[start Listing]

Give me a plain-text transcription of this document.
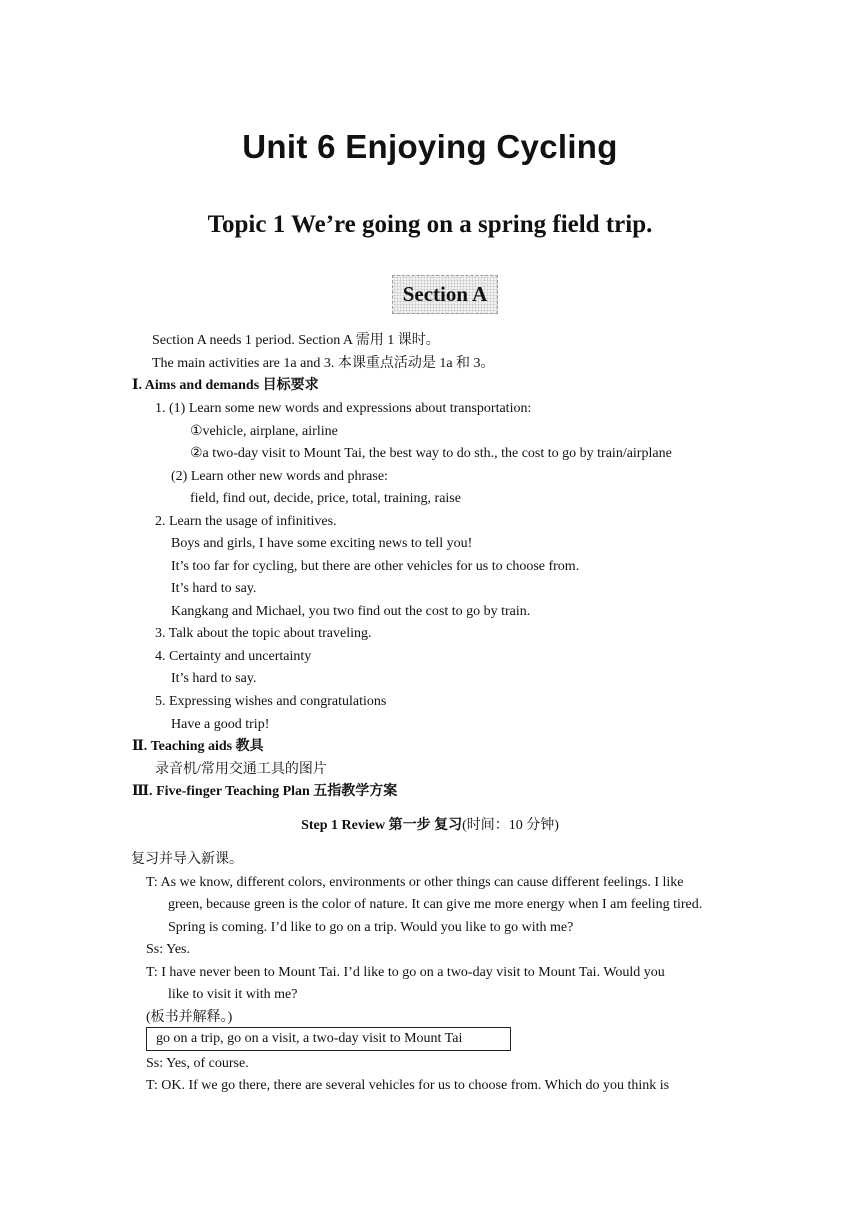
Unit 6 Enjoying Cycling
Topic 1 We’re going on a spring field trip.
Section A
Section A needs 1 period. Section A 需用 1 课时。
The main activities are 1a and 3. 本课重点活动是 1a 和 3。
Ⅰ. Aims and demands 目标要求
1. (1) Learn some new words and expressions about transportation:
①vehicle, airplane, airline
②a two-day visit to Mount Tai, the best way to do sth., the cost to go by train/airplane
(2) Learn other new words and phrase:
field, find out, decide, price, total, training, raise
2. Learn the usage of infinitives.
Boys and girls, I have some exciting news to tell you!
It’s too far for cycling, but there are other vehicles for us to choose from.
It’s hard to say.
Kangkang and Michael, you two find out the cost to go by train.
3. Talk about the topic about traveling.
4. Certainty and uncertainty
It’s hard to say.
5. Expressing wishes and congratulations
Have a good trip!
Ⅱ. Teaching aids 教具
录音机/常用交通工具的图片
Ⅲ. Five-finger Teaching Plan 五指教学方案
Step 1 Review 第一步 复习(时间：10 分钟)
复习并导入新课。
T: As we know, different colors, environments or other things can cause different feelings. I like
green, because green is the color of nature. It can give me more energy when I am feeling tired.
Spring is coming. I’d like to go on a trip. Would you like to go with me?
Ss: Yes.
T: I have never been to Mount Tai. I’d like to go on a two-day visit to Mount Tai. Would you
like to visit it with me?
(板书并解释。)
go on a trip, go on a visit, a two-day visit to Mount Tai
Ss: Yes, of course.
T: OK. If we go there, there are several vehicles for us to choose from. Which do you think is
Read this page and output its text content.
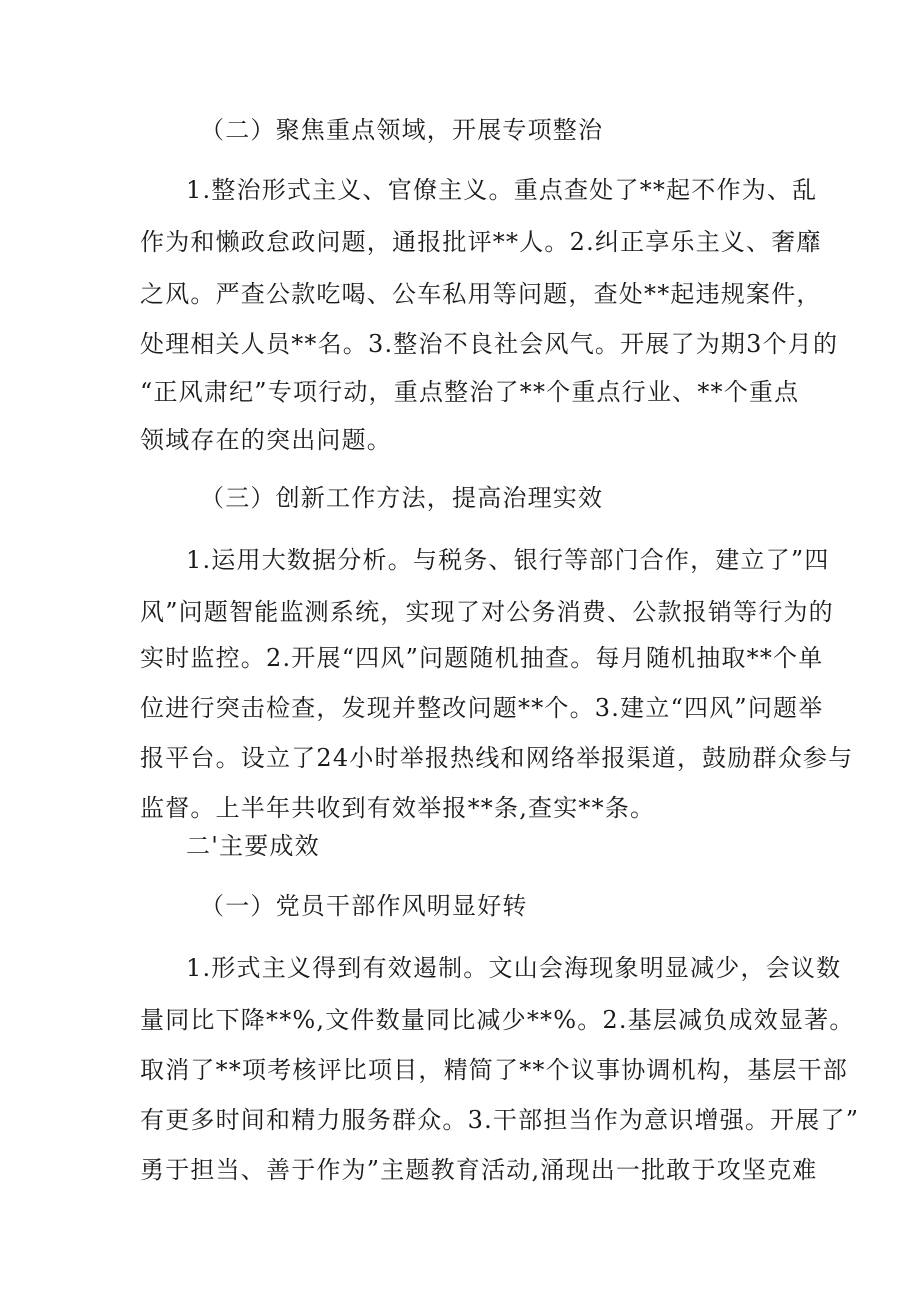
（二）聚焦重点领域，开展专项整治
1.整治形式主义、官僚主义。重点查处了**起不作为、乱
作为和懒政怠政问题，通报批评**人。2.纠正享乐主义、奢靡
之风。严查公款吃喝、公车私用等问题，查处**起违规案件，
处理相关人员**名。3.整治不良社会风气。开展了为期3个月的
“正风肃纪”专项行动，重点整治了**个重点行业、**个重点
领域存在的突出问题。
（三）创新工作方法，提高治理实效
1.运用大数据分析。与税务、银行等部门合作，建立了”四
风”问题智能监测系统，实现了对公务消费、公款报销等行为的
实时监控。2.开展“四风”问题随机抽查。每月随机抽取**个单
位进行突击检查，发现并整改问题**个。3.建立“四风”问题举
报平台。设立了24小时举报热线和网络举报渠道，鼓励群众参与
监督。上半年共收到有效举报**条,查实**条。
二'主要成效
（一）党员干部作风明显好转
1.形式主义得到有效遏制。文山会海现象明显减少，会议数
量同比下降**%,文件数量同比减少**%。2.基层减负成效显著。
取消了**项考核评比项目，精简了**个议事协调机构，基层干部
有更多时间和精力服务群众。3.干部担当作为意识增强。开展了”
勇于担当、善于作为”主题教育活动,涌现出一批敢于攻坚克难
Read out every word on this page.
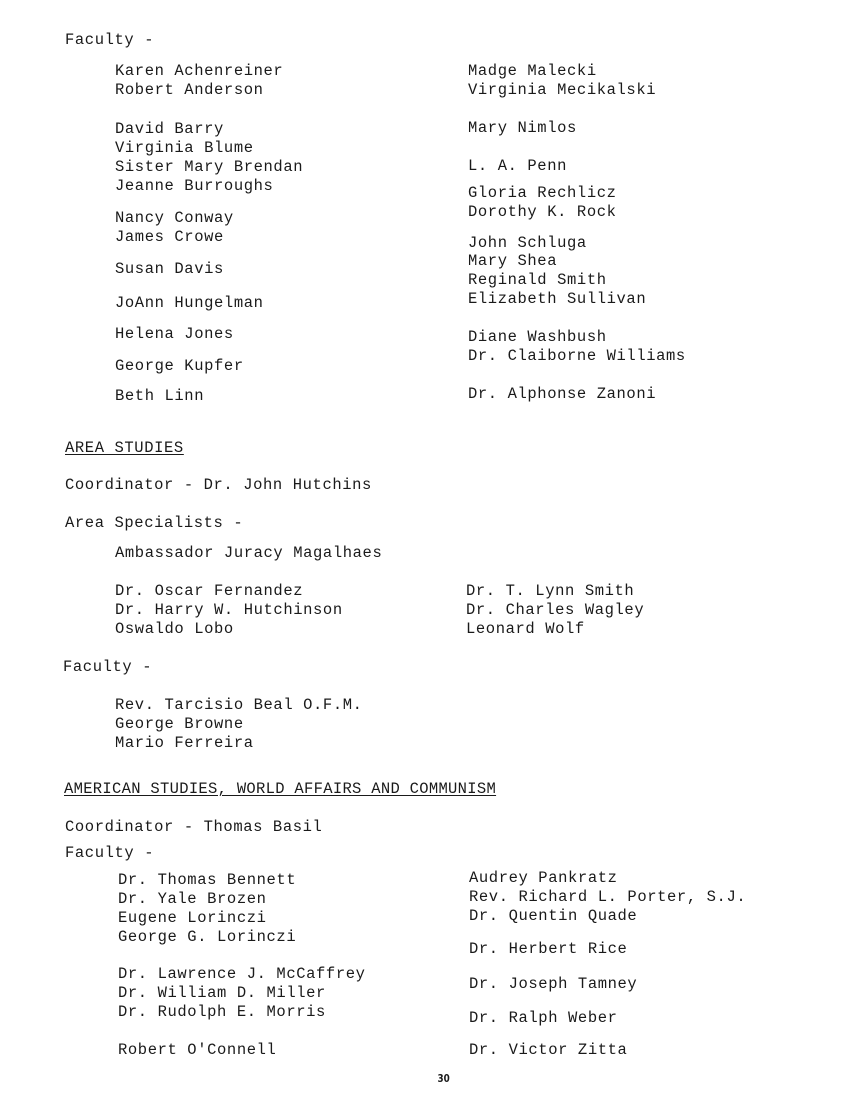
Faculty -
Karen Achenreiner
Robert Anderson
David Barry
Virginia Blume
Sister Mary Brendan
Jeanne Burroughs
Nancy Conway
James Crowe
Susan Davis
JoAnn Hungelman
Helena Jones
George Kupfer
Beth Linn
Madge Malecki
Virginia Mecikalski
Mary Nimlos
L. A. Penn
Gloria Rechlicz
Dorothy K. Rock
John Schluga
Mary Shea
Reginald Smith
Elizabeth Sullivan
Diane Washbush
Dr. Claiborne Williams
Dr. Alphonse Zanoni
AREA STUDIES
Coordinator - Dr. John Hutchins
Area Specialists -
Ambassador Juracy Magalhaes
Dr. Oscar Fernandez
Dr. Harry W. Hutchinson
Oswaldo Lobo
Dr. T. Lynn Smith
Dr. Charles Wagley
Leonard Wolf
Faculty -
Rev. Tarcisio Beal O.F.M.
George Browne
Mario Ferreira
AMERICAN STUDIES, WORLD AFFAIRS AND COMMUNISM
Coordinator - Thomas Basil
Faculty -
Dr. Thomas Bennett
Dr. Yale Brozen
Eugene Lorinczi
George G. Lorinczi
Dr. Lawrence J. McCaffrey
Dr. William D. Miller
Dr. Rudolph E. Morris
Robert O'Connell
Audrey Pankratz
Rev. Richard L. Porter, S.J.
Dr. Quentin Quade
Dr. Herbert Rice
Dr. Joseph Tamney
Dr. Ralph Weber
Dr. Victor Zitta
30
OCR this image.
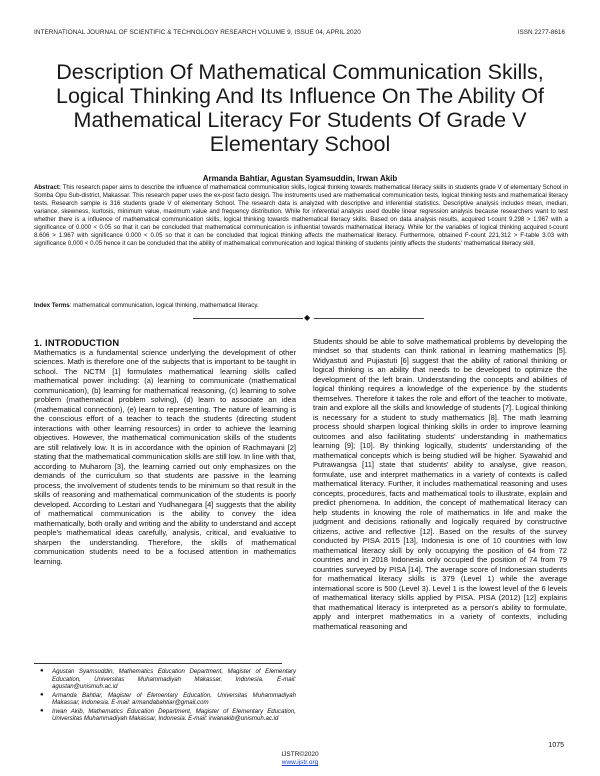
INTERNATIONAL JOURNAL OF SCIENTIFIC & TECHNOLOGY RESEARCH VOLUME 9, ISSUE 04, APRIL 2020	ISSN 2277-8616
Description Of Mathematical Communication Skills, Logical Thinking And Its Influence On The Ability Of Mathematical Literacy For Students Of Grade V Elementary School
Armanda Bahtiar, Agustan Syamsuddin, Irwan Akib
Abstract: This research paper aims to describe the influence of mathematical communication skills, logical thinking towards mathematical literacy skills in students grade V of elementary School in Somba Opu Sub-district, Makassar. This research paper uses the ex-post facto design. The instruments used are mathematical communication tests, logical thinking tests and mathematical literacy tests. Research sample is 316 students grade V of elementary School. The research data is analyzed with descriptive and inferential statistics. Descriptive analysis includes mean, median, variance, skewness, kurtosis, minimum value, maximum value and frequency distribution. While for inferential analysis used double linear regression analysis because researchers want to test whether there is a influence of mathematical communication skills, logical thinking towards mathematical literacy skills. Based on data analysis results, acquired t-count 9.298 > 1.967 with a significance of 0.000 < 0.05 so that it can be concluded that mathematical communication is influential towards mathematical literacy. While for the variables of logical thinking acquired t-count 8.606 > 1.967 with significance 0.000 < 0.05 so that it can be concluded that logical thinking affects the mathematical literacy. Furthermore, obtained F-count 221,312 > F-table 3.03 with significance 0,000 < 0.05 hence it can be concluded that the ability of mathematical communication and logical thinking of students jointly affects the students' mathematical literacy skill.
Index Terms: mathematical communication, logical thinking, mathematical literacy.
◆
1. INTRODUCTION

Mathematics is a fundamental science underlying the development of other sciences. Math is therefore one of the subjects that is important to be taught in school. The NCTM [1] formulates mathematical learning skills called mathematical power including: (a) learning to communicate (mathematical communication), (b) learning for mathematical reasoning, (c) learning to solve problem (mathematical problem solving), (d) learn to associate an idea (mathematical connection), (e) learn to representing. The nature of learning is the conscious effort of a teacher to teach the students (directing student interactions with other learning resources) in order to achieve the learning objectives. However, the mathematical communication skills of the students are still relatively low. It is in accordance with the opinion of Rachmayani [2] stating that the mathematical communication skills are still low. In line with that, according to Muharom [3], the learning carried out only emphasizes on the demands of the curriculum so that students are passive in the learning process, the involvement of students tends to be minimum so that result in the skills of reasoning and mathematical communication of the students is poorly developed. According to Lestari and Yudhanegara [4] suggests that the ability of mathematical communication is the ability to convey the idea mathematically, both orally and writing and the ability to understand and accept people's mathematical ideas carefully, analysis, critical, and evaluative to sharpen the understanding. Therefore, the skills of mathematical communication students need to be a focused attention in mathematics learning.

Students should be able to solve mathematical problems by developing the mindset so that students can think rational in learning mathematics [5]. Widyastuti and Pujiastuti [6] suggest that the ability of rational thinking or logical thinking is an ability that needs to be developed to optimize the development of the left brain. Understanding the concepts and abilities of logical thinking requires a knowledge of the experience by the students themselves. Therefore it takes the role and effort of the teacher to motivate, train and explore all the skills and knowledge of students [7]. Logical thinking is necessary for a student to study mathematics [8]. The math learning process should sharpen logical thinking skills in order to improve learning outcomes and also facilitating students' understanding in mathematics learning [9]; [10]. By thinking logically, students' understanding of the mathematical concepts which is being studied will be higher. Syawahid and Putrawangsa [11] state that students' ability to analyse, give reason, formulate, use and interpret mathematics in a variety of contexts is called mathematical literacy. Further, it includes mathematical reasoning and uses concepts, procedures, facts and mathematical tools to illustrate, explain and predict phenomena. In addition, the concept of mathematical literacy can help students in knowing the role of mathematics in life and make the judgment and decisions rationally and logically required by constructive citizens, active and reflective [12]. Based on the results of the survey conducted by PISA 2015 [13], Indonesia is one of 10 countries with low mathematical literacy skill by only occupying the position of 64 from 72 countries and in 2018 Indonesia only occupied the position of 74 from 79 countries surveyed by PISA [14]. The average score of Indonesian students for mathematical literacy skills is 379 (Level 1) while the average international score is 500 (Level 3). Level 1 is the lowest level of the 6 levels of mathematical literacy skills applied by PISA. PISA (2012) [12] explains that mathematical literacy is interpreted as a person's ability to formulate, apply and interpret mathematics in a variety of contexts, including mathematical reasoning and

● Agustan Syamsuddin, Mathematics Education Department, Magister of Elementary Education, Universitas Muhammadiyah Makassar, Indonesia. E-mail: agustan@unismuh.ac.id
● Armanda Bahtiar, Magister of Elementary Education, Universitas Muhammadiyah Makassar, Indonesia. E-mail: armandabahtiar@gmail.com
● Irwan Akib, Mathematics Education Department, Magister of Elementary Education, Universitas Muhammadiyah Makassar, Indonesia. E-mail: irwanakib@unismuh.ac.id
1075
IJSTR©2020
www.ijstr.org
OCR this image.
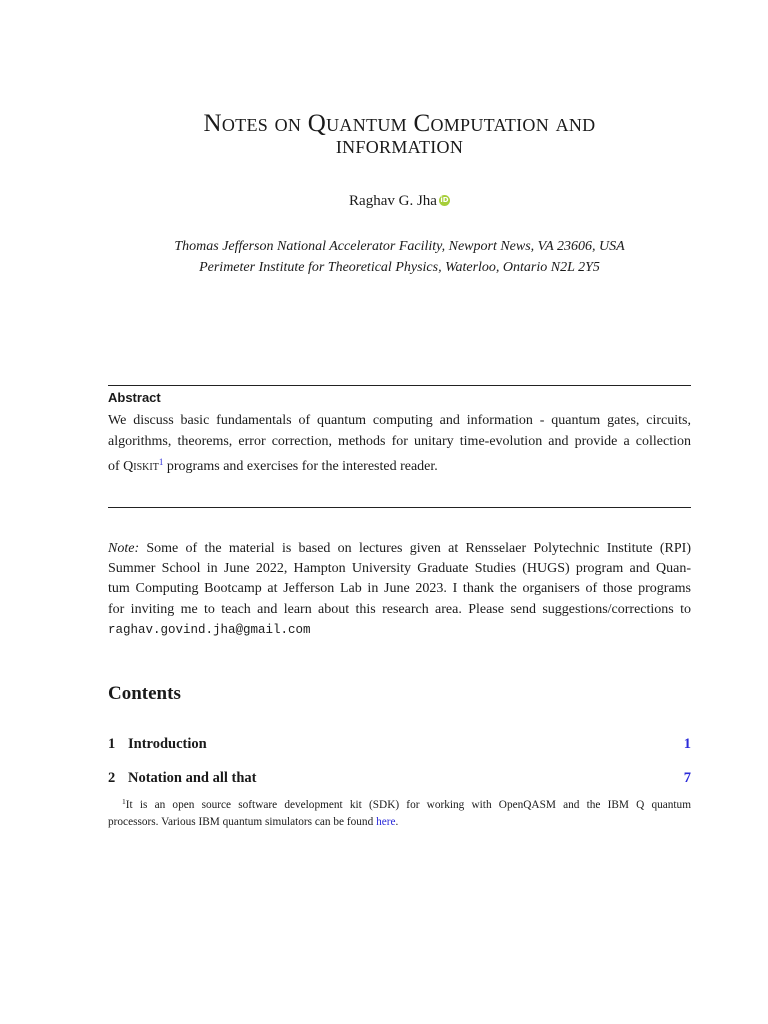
Notes on Quantum Computation and
information
Raghav G. Jha iD
Thomas Jefferson National Accelerator Facility, Newport News, VA 23606, USA
Perimeter Institute for Theoretical Physics, Waterloo, Ontario N2L 2Y5
Abstract
We discuss basic fundamentals of quantum computing and information - quantum gates, circuits,
algorithms, theorems, error correction, methods for unitary time-evolution and provide a collection
of Qiskit$^1$ programs and exercises for the interested reader.
Note: Some of the material is based on lectures given at Rensselaer Polytechnic Institute (RPI)
Summer School in June 2022, Hampton University Graduate Studies (HUGS) program and Quan-
tum Computing Bootcamp at Jefferson Lab in June 2023. I thank the organisers of those programs
for inviting me to teach and learn about this research area. Please send suggestions/corrections to
raghav.govind.jha@gmail.com
Contents
1 Introduction	1
2 Notation and all that	7
$^1$It is an open source software development kit (SDK) for working with OpenQASM and the IBM Q quantum
processors. Various IBM quantum simulators can be found here.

[end Listing]

▶ Stated goal
Copy each line of the listing that holds the word "words".

▶ Solution to the exercise
1. (1) Learn some new words and expressions about transportation:
(2) Learn other new words and phrase:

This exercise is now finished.